+++ Stored rows
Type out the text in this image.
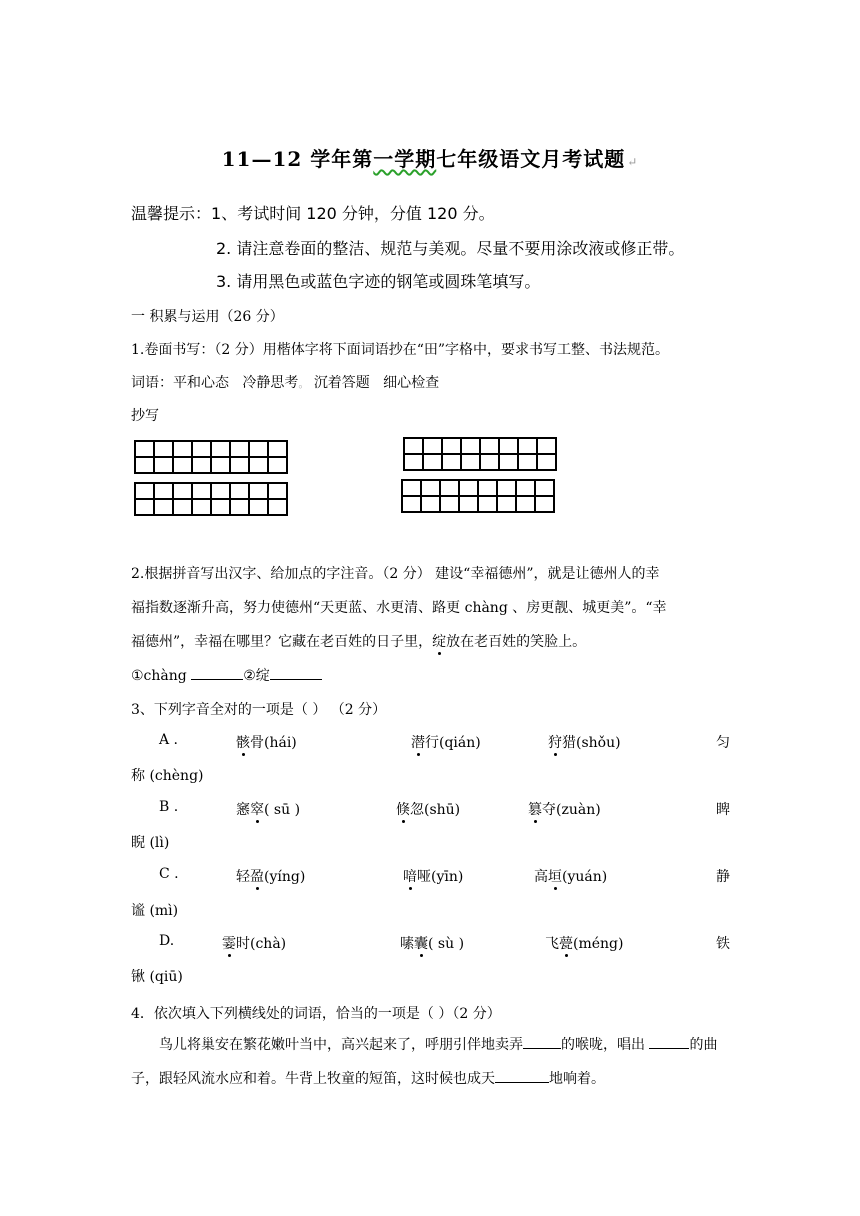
11—12 学年第一学期七年级语文月考试题 ↵
温馨提示：1、考试时间 120 分钟，分值 120 分。
2. 请注意卷面的整洁、规范与美观。尽量不要用涂改液或修正带。
3. 请用黑色或蓝色字迹的钢笔或圆珠笔填写。
一 积累与运用（26 分）
1.卷面书写：（2 分）用楷体字将下面词语抄在“田”字格中，要求书写工整、书法规范。
词语：平和心态 冷静思考。 沉着答题 细心检查
抄写

2.根据拼音写出汉字、给加点的字注音。（2 分） 建设“幸福德州”，就是让德州人的幸
福指数逐渐升高，努力使德州“天更蓝、水更清、路更 chàng 、房更靓、城更美”。“幸
福德州”，幸福在哪里？它藏在老百姓的日子里，绽放在老百姓的笑脸上。
①chàng	②绽
3、下列字音全对的一项是（ ） （2 分）
A .	骸骨(hái)	潜行(qián)	狩猎(shǒu)	匀
称 (chèng)
B .	窸窣( sū )	倏忽(shū)	篡夺(zuàn)	睥
睨 (lì)
C .	轻盈(yíng)	喑哑(yīn)	高垣(yuán)	静
谧 (mì)
D.	霎时(chà)	嗉囊( sù )	飞甍(méng)	铁
锹 (qiū)
4．依次填入下列横线处的词语，恰当的一项是（ ）（2 分）
鸟儿将巢安在繁花嫩叶当中，高兴起来了，呼朋引伴地卖弄	的喉咙，唱出	的曲子，跟轻风流水应和着。牛背上牧童的短笛，这时候也成天	地响着。
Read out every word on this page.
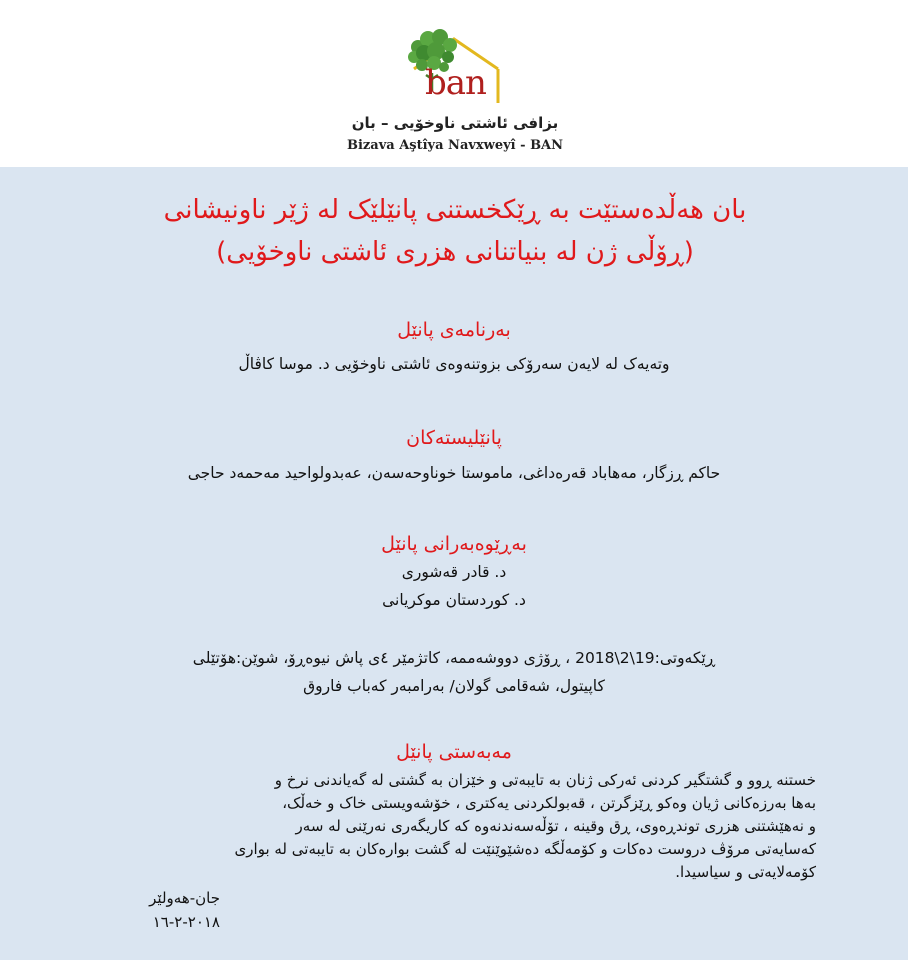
ban
بزافی ئاشتی ناوخۆیی – بان
Bizava Aştîya Navxweyî - BAN
بان هەڵدەستێت بە ڕێکخستنی پانێلێک لە ژێر ناونیشانی
(ڕۆڵی ژن لە بنیاتنانی هزری ئاشتی ناوخۆیی)
بەرنامەی پانێل
وتەیەک لە لایەن سەرۆکی بزوتنەوەی ئاشتی ناوخۆیی د. موسا کاڤاڵ
پانێلیستەکان
حاکم ڕزگار، مەهاباد قەرەداغی، ماموستا خوناوحەسەن، عەبدولواحید مەحمەد حاجی
بەڕێوەبەرانی پانێل
د. قادر قەشوری
د. کوردستان موکریانی
ڕێکەوتی:19\2\2018 ، ڕۆژی دووشەممە، کاتژمێر ٤ی پاش نیوەڕۆ، شوێن:هۆتێلی
کاپیتول، شەقامی گولان/ بەرامبەر کەباب فاروق
مەبەستی پانێل
خستنە ڕوو و گشتگیر کردنی ئەرکی ژنان بە تایبەتی و خێزان بە گشتی لە گەیاندنی نرخ و
بەها بەرزەکانی ژیان وەکو ڕێزگرتن ، قەبولکردنی یەکتری ، خۆشەویستی خاک و خەڵک،
و نەهێشتنی هزری توندڕەوی، ڕق وقینە ، تۆڵەسەندنەوە کە کاریگەری نەرێنی لە سەر
کەسایەتی مرۆڤ دروست دەکات و کۆمەڵگە دەشێوێنێت لە گشت بوارەکان بە تایبەتی لە بواری
کۆمەلایەتی و سیاسیدا.
جان-هەولێر
٢٠١٨-٢-١٦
++++++
## Task to carry out:
Output the lines above in full and exactly as given, omitting any pictures.

## The output:
Type out the text in this image.
11—12 学年第一学期七年级语文月考试题 ↵
温馨提示：1、考试时间 120 分钟，分值 120 分。
2. 请注意卷面的整洁、规范与美观。尽量不要用涂改液或修正带。
3. 请用黑色或蓝色字迹的钢笔或圆珠笔填写。
一 积累与运用（26 分）
1.卷面书写：（2 分）用楷体字将下面词语抄在“田”字格中，要求书写工整、书法规范。
词语：平和心态 冷静思考。 沉着答题 细心检查
抄写

2.根据拼音写出汉字、给加点的字注音。（2 分） 建设“幸福德州”，就是让德州人的幸
福指数逐渐升高，努力使德州“天更蓝、水更清、路更 chàng 、房更靓、城更美”。“幸
福德州”，幸福在哪里？它藏在老百姓的日子里，绽放在老百姓的笑脸上。
①chàng	②绽
3、下列字音全对的一项是（ ） （2 分）
A .	骸骨(hái)	潜行(qián)	狩猎(shǒu)	匀
称 (chèng)
B .	窸窣( sū )	倏忽(shū)	篡夺(zuàn)	睥
睨 (lì)
C .	轻盈(yíng)	喑哑(yīn)	高垣(yuán)	静
谧 (mì)
D.	霎时(chà)	嗉囊( sù )	飞甍(méng)	铁
锹 (qiū)
4．依次填入下列横线处的词语，恰当的一项是（ ）（2 分）
鸟儿将巢安在繁花嫩叶当中，高兴起来了，呼朋引伴地卖弄	的喉咙，唱出	的曲子，跟轻风流水应和着。牛背上牧童的短笛，这时候也成天	地响着。
Read out every word on this page.
ban
بزافی ئاشتی ناوخۆیی – بان
Bizava Aştîya Navxweyî - BAN
بان هەڵدەستێت بە ڕێکخستنی پانێلێک لە ژێر ناونیشانی
(ڕۆڵی ژن لە بنیاتنانی هزری ئاشتی ناوخۆیی)
بەرنامەی پانێل
وتەیەک لە لایەن سەرۆکی بزوتنەوەی ئاشتی ناوخۆیی د. موسا کاڤاڵ
پانێلیستەکان
حاکم ڕزگار، مەهاباد قەرەداغی، ماموستا خوناوحەسەن، عەبدولواحید مەحمەد حاجی
بەڕێوەبەرانی پانێل
د. قادر قەشوری
د. کوردستان موکریانی
ڕێکەوتی:19\2\2018 ، ڕۆژی دووشەممە، کاتژمێر ٤ی پاش نیوەڕۆ، شوێن:هۆتێلی
کاپیتول، شەقامی گولان/ بەرامبەر کەباب فاروق
مەبەستی پانێل
خستنە ڕوو و گشتگیر کردنی ئەرکی ژنان بە تایبەتی و خێزان بە گشتی لە گەیاندنی نرخ و
بەها بەرزەکانی ژیان وەکو ڕێزگرتن ، قەبولکردنی یەکتری ، خۆشەویستی خاک و خەڵک،
و نەهێشتنی هزری توندڕەوی، ڕق وقینە ، تۆڵەسەندنەوە کە کاریگەری نەرێنی لە سەر
کەسایەتی مرۆڤ دروست دەکات و کۆمەڵگە دەشێوێنێت لە گشت بوارەکان بە تایبەتی لە بواری
کۆمەلایەتی و سیاسیدا.
جان-هەولێر
٢٠١٨-٢-١٦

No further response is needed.